> **Set problem**
Return a copy of each line that holds the string "Daily".

-------- Provided data --------

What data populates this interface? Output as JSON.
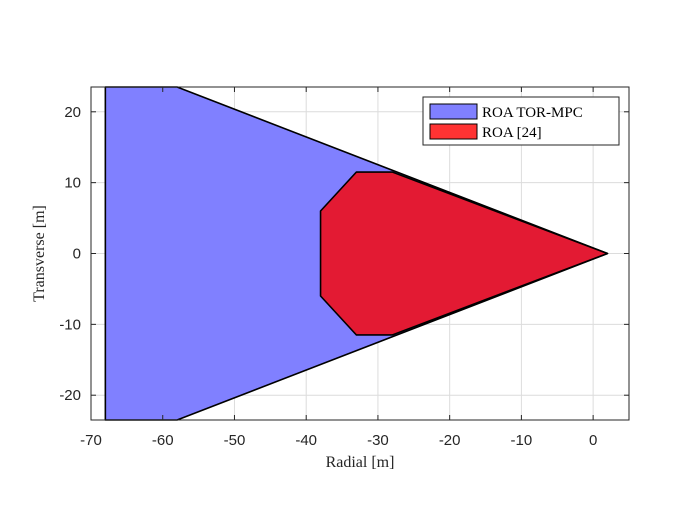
{
  "chart_data": {
    "type": "area",
    "xlabel": "Radial [m]",
    "ylabel": "Transverse [m]",
    "xlim": [
      -70,
      5
    ],
    "ylim": [
      -23.5,
      23.5
    ],
    "xticks": [
      -70,
      -60,
      -50,
      -40,
      -30,
      -20,
      -10,
      0
    ],
    "yticks": [
      -20,
      -10,
      0,
      10,
      20
    ],
    "grid": true,
    "legend_position": "top-right",
    "series": [
      {
        "name": "ROA TOR-MPC",
        "color": "#8080ff",
        "polygon": [
          [
            -68,
            23.5
          ],
          [
            -58,
            23.5
          ],
          [
            2,
            0
          ],
          [
            -58,
            -23.5
          ],
          [
            -68,
            -23.5
          ]
        ]
      },
      {
        "name": "ROA [24]",
        "color": "#e31a33",
        "legend_color": "#ff3333",
        "polygon": [
          [
            -33,
            11.5
          ],
          [
            -28,
            11.5
          ],
          [
            2,
            0
          ],
          [
            -28,
            -11.5
          ],
          [
            -33,
            -11.5
          ],
          [
            -38,
            -6
          ],
          [
            -38,
            6
          ]
        ]
      }
    ]
  }
}
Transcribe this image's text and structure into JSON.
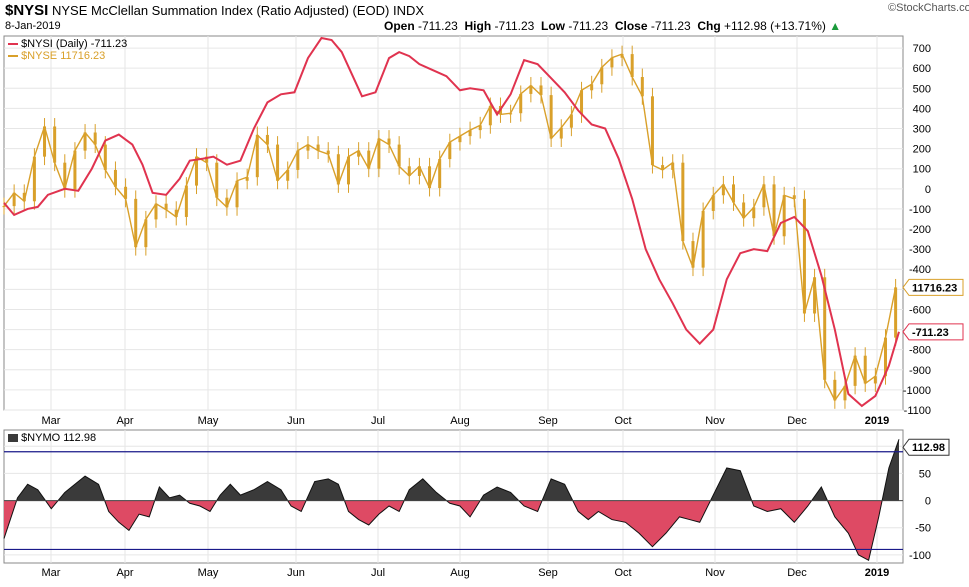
{
  "header": {
    "symbol": "$NYSI",
    "name": "NYSE McClellan Summation Index (Ratio Adjusted) (EOD)",
    "exchange": "INDX",
    "date": "8-Jan-2019",
    "open_label": "Open",
    "open": "-711.23",
    "high_label": "High",
    "high": "-711.23",
    "low_label": "Low",
    "low": "-711.23",
    "close_label": "Close",
    "close": "-711.23",
    "chg_label": "Chg",
    "chg": "+112.98 (+13.71%)",
    "watermark": "©StockCharts.com"
  },
  "legend": {
    "nysi": "$NYSI (Daily) -711.23",
    "nyse": "$NYSE 11716.23",
    "nymo": "$NYMO 112.98"
  },
  "colors": {
    "nysi": "#e0334f",
    "nyse": "#d9a02a",
    "nymo_pos": "#3a3a3a",
    "nymo_neg": "#de4a64",
    "band": "#1a1a8a"
  },
  "chart_data": [
    {
      "type": "line",
      "title": "$NYSI",
      "x_ticks": [
        "Mar",
        "Apr",
        "May",
        "Jun",
        "Jul",
        "Aug",
        "Sep",
        "Oct",
        "Nov",
        "Dec",
        "2019"
      ],
      "y_ticks": [
        700,
        600,
        500,
        400,
        300,
        200,
        100,
        0,
        -100,
        -200,
        -300,
        -400,
        -500,
        -600,
        -700,
        -800,
        -900,
        -1000,
        -1100
      ],
      "ylim": [
        -1100,
        760
      ],
      "grid": true,
      "series": [
        {
          "name": "$NYSI (Daily)",
          "x": [
            0,
            3,
            7,
            10,
            13,
            18,
            22,
            26,
            30,
            34,
            38,
            41,
            44,
            48,
            52,
            55,
            59,
            62,
            66,
            70,
            74,
            78,
            82,
            86,
            90,
            94,
            97,
            100,
            103,
            106,
            110,
            114,
            117,
            120,
            123,
            127,
            131,
            135,
            138,
            142,
            146,
            150,
            154,
            158,
            162,
            166,
            170,
            174,
            178,
            182,
            186,
            190,
            194,
            198,
            202,
            206,
            210,
            214,
            218,
            222,
            226,
            230,
            234,
            238,
            242,
            246,
            250,
            254,
            258,
            262,
            265
          ],
          "y": [
            -70,
            -130,
            -100,
            -90,
            -30,
            0,
            -10,
            100,
            240,
            270,
            220,
            120,
            -20,
            -30,
            50,
            140,
            150,
            160,
            120,
            140,
            300,
            430,
            470,
            480,
            650,
            750,
            740,
            680,
            570,
            460,
            480,
            650,
            680,
            660,
            620,
            590,
            560,
            490,
            500,
            490,
            370,
            470,
            640,
            620,
            550,
            480,
            390,
            320,
            300,
            150,
            -50,
            -300,
            -450,
            -570,
            -700,
            -770,
            -700,
            -450,
            -320,
            -300,
            -310,
            -170,
            -140,
            -210,
            -430,
            -700,
            -1020,
            -1080,
            -1030,
            -880,
            -711.23
          ],
          "last_label": "-711.23"
        },
        {
          "name": "$NYSE",
          "x": [
            0,
            3,
            6,
            9,
            12,
            15,
            18,
            21,
            24,
            27,
            30,
            33,
            36,
            39,
            42,
            45,
            48,
            51,
            54,
            57,
            60,
            63,
            66,
            69,
            72,
            75,
            78,
            81,
            84,
            87,
            90,
            93,
            96,
            99,
            102,
            105,
            108,
            111,
            114,
            117,
            120,
            123,
            126,
            129,
            132,
            135,
            138,
            141,
            144,
            147,
            150,
            153,
            156,
            159,
            162,
            165,
            168,
            171,
            174,
            177,
            180,
            183,
            186,
            189,
            192,
            195,
            198,
            201,
            204,
            207,
            210,
            213,
            216,
            219,
            222,
            225,
            228,
            231,
            234,
            237,
            240,
            243,
            246,
            249,
            252,
            255,
            258,
            261,
            264
          ],
          "y": [
            12390,
            12500,
            12430,
            12800,
            13050,
            12750,
            12530,
            12850,
            13000,
            12900,
            12690,
            12550,
            12450,
            12050,
            12280,
            12410,
            12360,
            12300,
            12560,
            12800,
            12750,
            12460,
            12380,
            12600,
            12630,
            12980,
            12900,
            12600,
            12690,
            12850,
            12900,
            12850,
            12820,
            12570,
            12800,
            12850,
            12700,
            12950,
            12900,
            12720,
            12640,
            12720,
            12540,
            12780,
            12920,
            12970,
            13020,
            13060,
            13220,
            13150,
            13160,
            13320,
            13390,
            13310,
            12950,
            13040,
            13150,
            13350,
            13400,
            13540,
            13620,
            13650,
            13460,
            13300,
            12730,
            12690,
            12750,
            12100,
            11880,
            12350,
            12480,
            12570,
            12420,
            12290,
            12380,
            12570,
            12140,
            12480,
            12450,
            11500,
            11800,
            10950,
            10780,
            10900,
            11150,
            10920,
            10980,
            11300,
            11716.23
          ],
          "last_label": "11716.23"
        }
      ]
    },
    {
      "type": "area",
      "title": "$NYMO",
      "x_ticks": [
        "Mar",
        "Apr",
        "May",
        "Jun",
        "Jul",
        "Aug",
        "Sep",
        "Oct",
        "Nov",
        "Dec",
        "2019"
      ],
      "y_ticks": [
        100,
        50,
        0,
        -50,
        -100
      ],
      "ylim": [
        -115,
        130
      ],
      "bands": [
        90,
        -90
      ],
      "series": [
        {
          "name": "$NYMO",
          "x": [
            0,
            4,
            7,
            10,
            14,
            18,
            21,
            24,
            28,
            31,
            34,
            37,
            40,
            43,
            46,
            49,
            52,
            55,
            58,
            61,
            64,
            67,
            70,
            74,
            78,
            82,
            85,
            88,
            92,
            96,
            99,
            102,
            105,
            108,
            111,
            114,
            117,
            120,
            124,
            128,
            132,
            135,
            138,
            142,
            146,
            150,
            154,
            158,
            162,
            166,
            170,
            173,
            176,
            180,
            184,
            188,
            192,
            196,
            200,
            203,
            206,
            210,
            214,
            218,
            222,
            226,
            230,
            234,
            238,
            242,
            246,
            250,
            253,
            256,
            259,
            262,
            265
          ],
          "y": [
            -70,
            5,
            30,
            20,
            -15,
            15,
            30,
            45,
            30,
            -20,
            -40,
            -55,
            -25,
            -30,
            25,
            5,
            10,
            -5,
            -10,
            -20,
            10,
            30,
            10,
            20,
            35,
            20,
            -10,
            -20,
            35,
            40,
            30,
            -20,
            -35,
            -45,
            -25,
            -10,
            -20,
            20,
            40,
            15,
            -5,
            -10,
            -30,
            10,
            25,
            15,
            -10,
            -20,
            40,
            30,
            -20,
            -35,
            -20,
            -35,
            -40,
            -60,
            -85,
            -60,
            -30,
            -35,
            -40,
            10,
            60,
            55,
            -10,
            -20,
            -15,
            -40,
            -10,
            25,
            -30,
            -60,
            -100,
            -110,
            -30,
            60,
            112.98
          ],
          "last_label": "112.98"
        }
      ]
    }
  ]
}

--------

> **Final result**
    "nysi": "$NYSI (Daily) -711.23",
          "name": "$NYSI (Daily)",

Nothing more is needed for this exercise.